# Problem description
Give every entry again, unchanged, and leave its images out.

# Raw records

---------------

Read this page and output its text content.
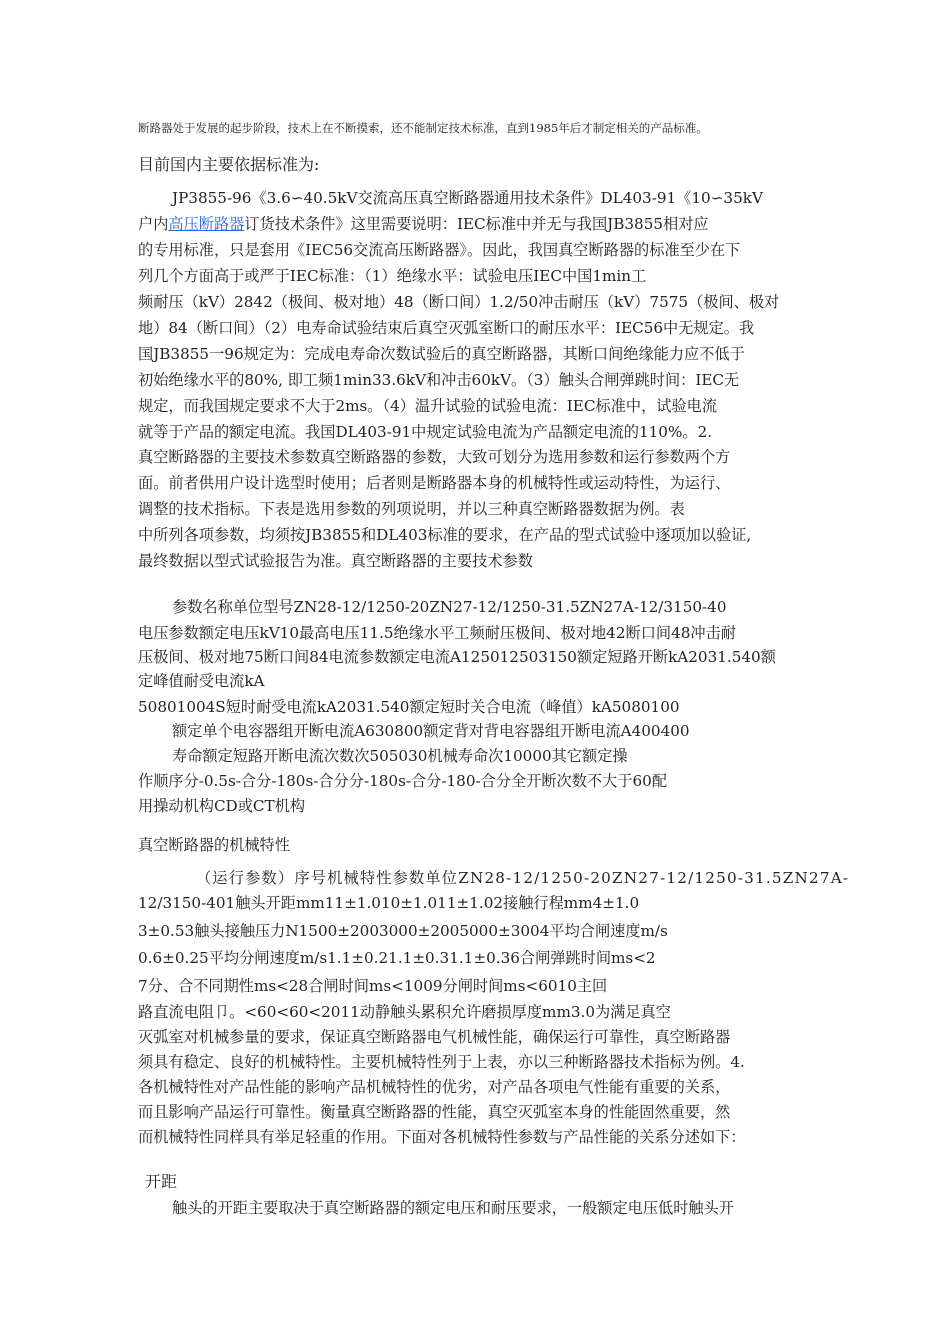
断路器处于发展的起步阶段，技术上在不断摸索，还不能制定技术标准，直到1985年后才制定相关的产品标准。
目前国内主要依据标准为:
JP3855-96《3.6∽40.5kV交流高压真空断路器通用技术条件》DL403-91《10∽35kV
户内高压断路器订货技术条件》这里需要说明：IEC标准中并无与我国JB3855相对应
的专用标准，只是套用《IEC56交流高压断路器》。因此，我国真空断路器的标准至少在下
列几个方面高于或严于IEC标准：（1）绝缘水平：试验电压IEC中国1min工
频耐压（kV）2842（极间、极对地）48（断口间）1.2/50冲击耐压（kV）7575（极间、极对
地）84（断口间）（2）电寿命试验结束后真空灭弧室断口的耐压水平：IEC56中无规定。我
国JB3855一96规定为：完成电寿命次数试验后的真空断路器，其断口间绝缘能力应不低于
初始绝缘水平的80%, 即工频1min33.6kV和冲击60kV。（3）触头合闸弹跳时间：IEC无
规定，而我国规定要求不大于2ms。（4）温升试验的试验电流：IEC标准中，试验电流
就等于产品的额定电流。我国DL403-91中规定试验电流为产品额定电流的110%。2.
真空断路器的主要技术参数真空断路器的参数，大致可划分为选用参数和运行参数两个方
面。前者供用户设计选型时使用；后者则是断路器本身的机械特性或运动特性，为运行、
调整的技术指标。下表是选用参数的列项说明，并以三种真空断路器数据为例。表
中所列各项参数，均须按JB3855和DL403标准的要求，在产品的型式试验中逐项加以验证,
最终数据以型式试验报告为准。真空断路器的主要技术参数
参数名称单位型号ZN28-12/1250-20ZN27-12/1250-31.5ZN27A-12/3150-40
电压参数额定电压kV10最高电压11.5绝缘水平工频耐压极间、极对地42断口间48冲击耐
压极间、极对地75断口间84电流参数额定电流A125012503150额定短路开断kA2031.540额
定峰值耐受电流kA
50801004S短时耐受电流kA2031.540额定短时关合电流（峰值）kA5080100
额定单个电容器组开断电流A630800额定背对背电容器组开断电流A400400
寿命额定短路开断电流次数次505030机械寿命次10000其它额定操
作顺序分-0.5s-合分-180s-合分分-180s-合分-180-合分全开断次数不大于60配
用操动机构CD或CT机构
真空断路器的机械特性
（运行参数）序号机械特性参数单位ZN28-12/1250-20ZN27-12/1250-31.5ZN27A-
12/3150-401触头开距mm11±1.010±1.011±1.02接触行程mm4±1.0
3±0.53触头接触压力N1500±2003000±2005000±3004平均合闸速度m/s
0.6±0.25平均分闸速度m/s1.1±0.21.1±0.31.1±0.36合闸弹跳时间ms<2
7分、合不同期性ms<28合闸时间ms<1009分闸时间ms<6010主回
路直流电阻卩。<60<60<2011动静触头累积允许磨损厚度mm3.0为满足真空
灭弧室对机械参量的要求，保证真空断路器电气机械性能，确保运行可靠性，真空断路器
须具有稳定、良好的机械特性。主要机械特性列于上表，亦以三种断路器技术指标为例。4.
各机械特性对产品性能的影响产品机械特性的优劣，对产品各项电气性能有重要的关系，
而且影响产品运行可靠性。衡量真空断路器的性能，真空灭弧室本身的性能固然重要，然
而机械特性同样具有举足轻重的作用。下面对各机械特性参数与产品性能的关系分述如下：
开距
触头的开距主要取决于真空断路器的额定电压和耐压要求，一般额定电压低时触头开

---------------

# Answer to this problem
Read this page and output its text content.
断路器处于发展的起步阶段，技术上在不断摸索，还不能制定技术标准，直到1985年后才制定相关的产品标准。
目前国内主要依据标准为:
JP3855-96《3.6∽40.5kV交流高压真空断路器通用技术条件》DL403-91《10∽35kV
户内高压断路器订货技术条件》这里需要说明：IEC标准中并无与我国JB3855相对应
的专用标准，只是套用《IEC56交流高压断路器》。因此，我国真空断路器的标准至少在下
列几个方面高于或严于IEC标准：（1）绝缘水平：试验电压IEC中国1min工
频耐压（kV）2842（极间、极对地）48（断口间）1.2/50冲击耐压（kV）7575（极间、极对
地）84（断口间）（2）电寿命试验结束后真空灭弧室断口的耐压水平：IEC56中无规定。我
国JB3855一96规定为：完成电寿命次数试验后的真空断路器，其断口间绝缘能力应不低于
初始绝缘水平的80%, 即工频1min33.6kV和冲击60kV。（3）触头合闸弹跳时间：IEC无
规定，而我国规定要求不大于2ms。（4）温升试验的试验电流：IEC标准中，试验电流
就等于产品的额定电流。我国DL403-91中规定试验电流为产品额定电流的110%。2.
真空断路器的主要技术参数真空断路器的参数，大致可划分为选用参数和运行参数两个方
面。前者供用户设计选型时使用；后者则是断路器本身的机械特性或运动特性，为运行、
调整的技术指标。下表是选用参数的列项说明，并以三种真空断路器数据为例。表
中所列各项参数，均须按JB3855和DL403标准的要求，在产品的型式试验中逐项加以验证,
最终数据以型式试验报告为准。真空断路器的主要技术参数
参数名称单位型号ZN28-12/1250-20ZN27-12/1250-31.5ZN27A-12/3150-40
电压参数额定电压kV10最高电压11.5绝缘水平工频耐压极间、极对地42断口间48冲击耐
压极间、极对地75断口间84电流参数额定电流A125012503150额定短路开断kA2031.540额
定峰值耐受电流kA
50801004S短时耐受电流kA2031.540额定短时关合电流（峰值）kA5080100
额定单个电容器组开断电流A630800额定背对背电容器组开断电流A400400
寿命额定短路开断电流次数次505030机械寿命次10000其它额定操
作顺序分-0.5s-合分-180s-合分分-180s-合分-180-合分全开断次数不大于60配
用操动机构CD或CT机构
真空断路器的机械特性
（运行参数）序号机械特性参数单位ZN28-12/1250-20ZN27-12/1250-31.5ZN27A-
12/3150-401触头开距mm11±1.010±1.011±1.02接触行程mm4±1.0
3±0.53触头接触压力N1500±2003000±2005000±3004平均合闸速度m/s
0.6±0.25平均分闸速度m/s1.1±0.21.1±0.31.1±0.36合闸弹跳时间ms<2
7分、合不同期性ms<28合闸时间ms<1009分闸时间ms<6010主回
路直流电阻卩。<60<60<2011动静触头累积允许磨损厚度mm3.0为满足真空
灭弧室对机械参量的要求，保证真空断路器电气机械性能，确保运行可靠性，真空断路器
须具有稳定、良好的机械特性。主要机械特性列于上表，亦以三种断路器技术指标为例。4.
各机械特性对产品性能的影响产品机械特性的优劣，对产品各项电气性能有重要的关系，
而且影响产品运行可靠性。衡量真空断路器的性能，真空灭弧室本身的性能固然重要，然
而机械特性同样具有举足轻重的作用。下面对各机械特性参数与产品性能的关系分述如下：
开距
触头的开距主要取决于真空断路器的额定电压和耐压要求，一般额定电压低时触头开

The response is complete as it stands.